• Excerpted data

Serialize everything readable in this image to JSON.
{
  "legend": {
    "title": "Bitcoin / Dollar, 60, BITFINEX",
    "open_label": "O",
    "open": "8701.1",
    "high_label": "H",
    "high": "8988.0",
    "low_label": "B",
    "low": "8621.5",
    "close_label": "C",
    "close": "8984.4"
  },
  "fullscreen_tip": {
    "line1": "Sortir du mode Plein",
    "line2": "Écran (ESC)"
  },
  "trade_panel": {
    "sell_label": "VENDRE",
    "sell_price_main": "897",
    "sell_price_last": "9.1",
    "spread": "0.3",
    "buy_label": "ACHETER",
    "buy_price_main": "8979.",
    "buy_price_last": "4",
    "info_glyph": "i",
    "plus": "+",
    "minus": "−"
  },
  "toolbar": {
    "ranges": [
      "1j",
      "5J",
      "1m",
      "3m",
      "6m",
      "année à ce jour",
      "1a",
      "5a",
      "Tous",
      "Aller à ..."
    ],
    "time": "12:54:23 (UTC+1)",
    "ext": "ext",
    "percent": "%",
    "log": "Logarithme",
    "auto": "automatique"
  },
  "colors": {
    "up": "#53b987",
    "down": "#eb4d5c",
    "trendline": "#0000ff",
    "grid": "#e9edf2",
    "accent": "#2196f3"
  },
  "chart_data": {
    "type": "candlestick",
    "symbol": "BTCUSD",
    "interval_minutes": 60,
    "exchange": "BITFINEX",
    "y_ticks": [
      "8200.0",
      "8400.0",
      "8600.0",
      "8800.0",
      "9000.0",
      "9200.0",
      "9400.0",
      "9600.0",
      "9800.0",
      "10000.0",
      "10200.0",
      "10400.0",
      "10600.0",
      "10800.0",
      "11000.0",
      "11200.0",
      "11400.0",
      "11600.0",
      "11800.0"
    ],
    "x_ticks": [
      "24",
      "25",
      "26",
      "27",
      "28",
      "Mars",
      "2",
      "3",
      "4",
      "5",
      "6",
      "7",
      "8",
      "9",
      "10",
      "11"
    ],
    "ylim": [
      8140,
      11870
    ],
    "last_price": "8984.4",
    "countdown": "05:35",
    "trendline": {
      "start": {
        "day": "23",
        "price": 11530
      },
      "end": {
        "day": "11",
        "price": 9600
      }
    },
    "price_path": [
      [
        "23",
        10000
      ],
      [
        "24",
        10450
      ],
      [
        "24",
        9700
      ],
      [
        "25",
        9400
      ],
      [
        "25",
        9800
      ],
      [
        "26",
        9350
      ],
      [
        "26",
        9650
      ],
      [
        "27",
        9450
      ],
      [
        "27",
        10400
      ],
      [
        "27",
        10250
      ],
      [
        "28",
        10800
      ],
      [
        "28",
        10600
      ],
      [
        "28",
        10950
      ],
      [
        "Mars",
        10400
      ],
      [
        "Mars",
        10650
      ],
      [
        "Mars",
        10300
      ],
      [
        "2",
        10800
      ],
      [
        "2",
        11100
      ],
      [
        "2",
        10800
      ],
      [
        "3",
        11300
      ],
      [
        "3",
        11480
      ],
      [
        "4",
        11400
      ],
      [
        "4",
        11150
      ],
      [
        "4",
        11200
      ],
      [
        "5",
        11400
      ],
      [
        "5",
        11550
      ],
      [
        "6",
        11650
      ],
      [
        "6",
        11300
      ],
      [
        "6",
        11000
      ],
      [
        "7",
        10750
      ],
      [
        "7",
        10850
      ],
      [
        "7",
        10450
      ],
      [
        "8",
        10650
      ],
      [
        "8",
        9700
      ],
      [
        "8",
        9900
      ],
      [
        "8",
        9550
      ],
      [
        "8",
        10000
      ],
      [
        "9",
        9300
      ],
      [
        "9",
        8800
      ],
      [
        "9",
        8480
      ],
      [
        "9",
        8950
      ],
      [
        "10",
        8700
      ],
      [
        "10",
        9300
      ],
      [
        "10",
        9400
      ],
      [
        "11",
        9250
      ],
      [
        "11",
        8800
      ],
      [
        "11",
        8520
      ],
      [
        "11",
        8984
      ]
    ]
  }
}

• Request
Generate an exact reproduction of all entries.

• Worked solution
Serialize everything readable in this image to JSON.
{
  "legend": {
    "title": "Bitcoin / Dollar, 60, BITFINEX",
    "open_label": "O",
    "open": "8701.1",
    "high_label": "H",
    "high": "8988.0",
    "low_label": "B",
    "low": "8621.5",
    "close_label": "C",
    "close": "8984.4"
  },
  "fullscreen_tip": {
    "line1": "Sortir du mode Plein",
    "line2": "Écran (ESC)"
  },
  "trade_panel": {
    "sell_label": "VENDRE",
    "sell_price_main": "897",
    "sell_price_last": "9.1",
    "spread": "0.3",
    "buy_label": "ACHETER",
    "buy_price_main": "8979.",
    "buy_price_last": "4",
    "info_glyph": "i",
    "plus": "+",
    "minus": "−"
  },
  "toolbar": {
    "ranges": [
      "1j",
      "5J",
      "1m",
      "3m",
      "6m",
      "année à ce jour",
      "1a",
      "5a",
      "Tous",
      "Aller à ..."
    ],
    "time": "12:54:23 (UTC+1)",
    "ext": "ext",
    "percent": "%",
    "log": "Logarithme",
    "auto": "automatique"
  },
  "colors": {
    "up": "#53b987",
    "down": "#eb4d5c",
    "trendline": "#0000ff",
    "grid": "#e9edf2",
    "accent": "#2196f3"
  },
  "chart_data": {
    "type": "candlestick",
    "symbol": "BTCUSD",
    "interval_minutes": 60,
    "exchange": "BITFINEX",
    "y_ticks": [
      "8200.0",
      "8400.0",
      "8600.0",
      "8800.0",
      "9000.0",
      "9200.0",
      "9400.0",
      "9600.0",
      "9800.0",
      "10000.0",
      "10200.0",
      "10400.0",
      "10600.0",
      "10800.0",
      "11000.0",
      "11200.0",
      "11400.0",
      "11600.0",
      "11800.0"
    ],
    "x_ticks": [
      "24",
      "25",
      "26",
      "27",
      "28",
      "Mars",
      "2",
      "3",
      "4",
      "5",
      "6",
      "7",
      "8",
      "9",
      "10",
      "11"
    ],
    "ylim": [
      8140,
      11870
    ],
    "last_price": "8984.4",
    "countdown": "05:35",
    "trendline": {
      "start": {
        "day": "23",
        "price": 11530
      },
      "end": {
        "day": "11",
        "price": 9600
      }
    },
    "price_path": [
      [
        "23",
        10000
      ],
      [
        "24",
        10450
      ],
      [
        "24",
        9700
      ],
      [
        "25",
        9400
      ],
      [
        "25",
        9800
      ],
      [
        "26",
        9350
      ],
      [
        "26",
        9650
      ],
      [
        "27",
        9450
      ],
      [
        "27",
        10400
      ],
      [
        "27",
        10250
      ],
      [
        "28",
        10800
      ],
      [
        "28",
        10600
      ],
      [
        "28",
        10950
      ],
      [
        "Mars",
        10400
      ],
      [
        "Mars",
        10650
      ],
      [
        "Mars",
        10300
      ],
      [
        "2",
        10800
      ],
      [
        "2",
        11100
      ],
      [
        "2",
        10800
      ],
      [
        "3",
        11300
      ],
      [
        "3",
        11480
      ],
      [
        "4",
        11400
      ],
      [
        "4",
        11150
      ],
      [
        "4",
        11200
      ],
      [
        "5",
        11400
      ],
      [
        "5",
        11550
      ],
      [
        "6",
        11650
      ],
      [
        "6",
        11300
      ],
      [
        "6",
        11000
      ],
      [
        "7",
        10750
      ],
      [
        "7",
        10850
      ],
      [
        "7",
        10450
      ],
      [
        "8",
        10650
      ],
      [
        "8",
        9700
      ],
      [
        "8",
        9900
      ],
      [
        "8",
        9550
      ],
      [
        "8",
        10000
      ],
      [
        "9",
        9300
      ],
      [
        "9",
        8800
      ],
      [
        "9",
        8480
      ],
      [
        "9",
        8950
      ],
      [
        "10",
        8700
      ],
      [
        "10",
        9300
      ],
      [
        "10",
        9400
      ],
      [
        "11",
        9250
      ],
      [
        "11",
        8800
      ],
      [
        "11",
        8520
      ],
      [
        "11",
        8984
      ]
    ]
  }
}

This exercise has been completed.